[start of Data shown]
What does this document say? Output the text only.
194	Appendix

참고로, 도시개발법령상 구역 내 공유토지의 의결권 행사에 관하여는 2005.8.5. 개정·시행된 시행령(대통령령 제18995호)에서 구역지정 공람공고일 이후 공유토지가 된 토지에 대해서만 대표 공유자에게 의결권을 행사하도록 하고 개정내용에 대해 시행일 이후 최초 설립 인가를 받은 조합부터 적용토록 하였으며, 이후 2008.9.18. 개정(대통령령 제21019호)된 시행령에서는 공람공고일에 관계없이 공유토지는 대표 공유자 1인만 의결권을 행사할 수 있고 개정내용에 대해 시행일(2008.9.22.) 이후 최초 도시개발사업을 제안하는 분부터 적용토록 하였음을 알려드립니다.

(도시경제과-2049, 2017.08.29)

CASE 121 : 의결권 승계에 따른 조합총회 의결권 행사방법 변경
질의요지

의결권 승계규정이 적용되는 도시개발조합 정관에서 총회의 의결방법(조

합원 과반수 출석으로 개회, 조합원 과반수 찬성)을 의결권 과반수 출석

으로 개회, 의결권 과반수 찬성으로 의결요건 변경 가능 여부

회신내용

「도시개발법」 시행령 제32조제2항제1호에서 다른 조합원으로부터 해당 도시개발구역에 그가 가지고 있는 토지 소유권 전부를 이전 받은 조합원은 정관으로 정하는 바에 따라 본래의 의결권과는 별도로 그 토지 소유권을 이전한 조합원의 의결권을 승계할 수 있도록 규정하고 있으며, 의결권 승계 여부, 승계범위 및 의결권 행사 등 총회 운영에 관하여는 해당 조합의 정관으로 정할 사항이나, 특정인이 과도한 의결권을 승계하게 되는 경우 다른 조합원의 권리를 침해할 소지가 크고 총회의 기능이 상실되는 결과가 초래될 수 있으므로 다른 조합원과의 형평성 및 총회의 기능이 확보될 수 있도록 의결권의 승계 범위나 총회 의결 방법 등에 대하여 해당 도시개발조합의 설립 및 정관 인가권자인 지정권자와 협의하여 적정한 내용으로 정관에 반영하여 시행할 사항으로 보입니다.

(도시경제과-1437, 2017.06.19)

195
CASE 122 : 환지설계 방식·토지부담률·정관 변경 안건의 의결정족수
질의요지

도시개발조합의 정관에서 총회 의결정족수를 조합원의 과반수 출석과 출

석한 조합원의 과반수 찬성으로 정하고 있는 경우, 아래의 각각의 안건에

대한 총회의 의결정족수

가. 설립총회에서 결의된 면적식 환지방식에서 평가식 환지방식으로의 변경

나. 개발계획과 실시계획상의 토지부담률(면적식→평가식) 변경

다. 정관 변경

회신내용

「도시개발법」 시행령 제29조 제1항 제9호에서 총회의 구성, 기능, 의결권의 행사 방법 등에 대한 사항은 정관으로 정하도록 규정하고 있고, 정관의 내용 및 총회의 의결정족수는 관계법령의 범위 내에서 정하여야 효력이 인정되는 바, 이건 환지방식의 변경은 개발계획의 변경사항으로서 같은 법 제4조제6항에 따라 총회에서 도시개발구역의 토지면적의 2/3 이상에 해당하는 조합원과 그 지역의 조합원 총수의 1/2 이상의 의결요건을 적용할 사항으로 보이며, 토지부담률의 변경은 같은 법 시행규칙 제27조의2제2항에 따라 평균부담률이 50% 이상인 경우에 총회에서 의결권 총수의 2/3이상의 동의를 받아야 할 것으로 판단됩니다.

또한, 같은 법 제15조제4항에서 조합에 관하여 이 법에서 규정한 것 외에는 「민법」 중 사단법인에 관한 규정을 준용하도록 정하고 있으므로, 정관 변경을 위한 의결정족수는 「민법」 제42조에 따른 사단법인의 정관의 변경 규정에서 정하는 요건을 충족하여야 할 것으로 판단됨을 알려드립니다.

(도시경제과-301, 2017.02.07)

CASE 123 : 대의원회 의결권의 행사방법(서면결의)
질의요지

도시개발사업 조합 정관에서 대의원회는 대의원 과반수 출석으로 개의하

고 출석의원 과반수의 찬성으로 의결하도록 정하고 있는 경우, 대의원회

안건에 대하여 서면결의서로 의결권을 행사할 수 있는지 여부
[end of Data shown]
Check each line of the data above for the string "의결권을", then report how many lines have it, with no other words.

→ **Result of the task**: 3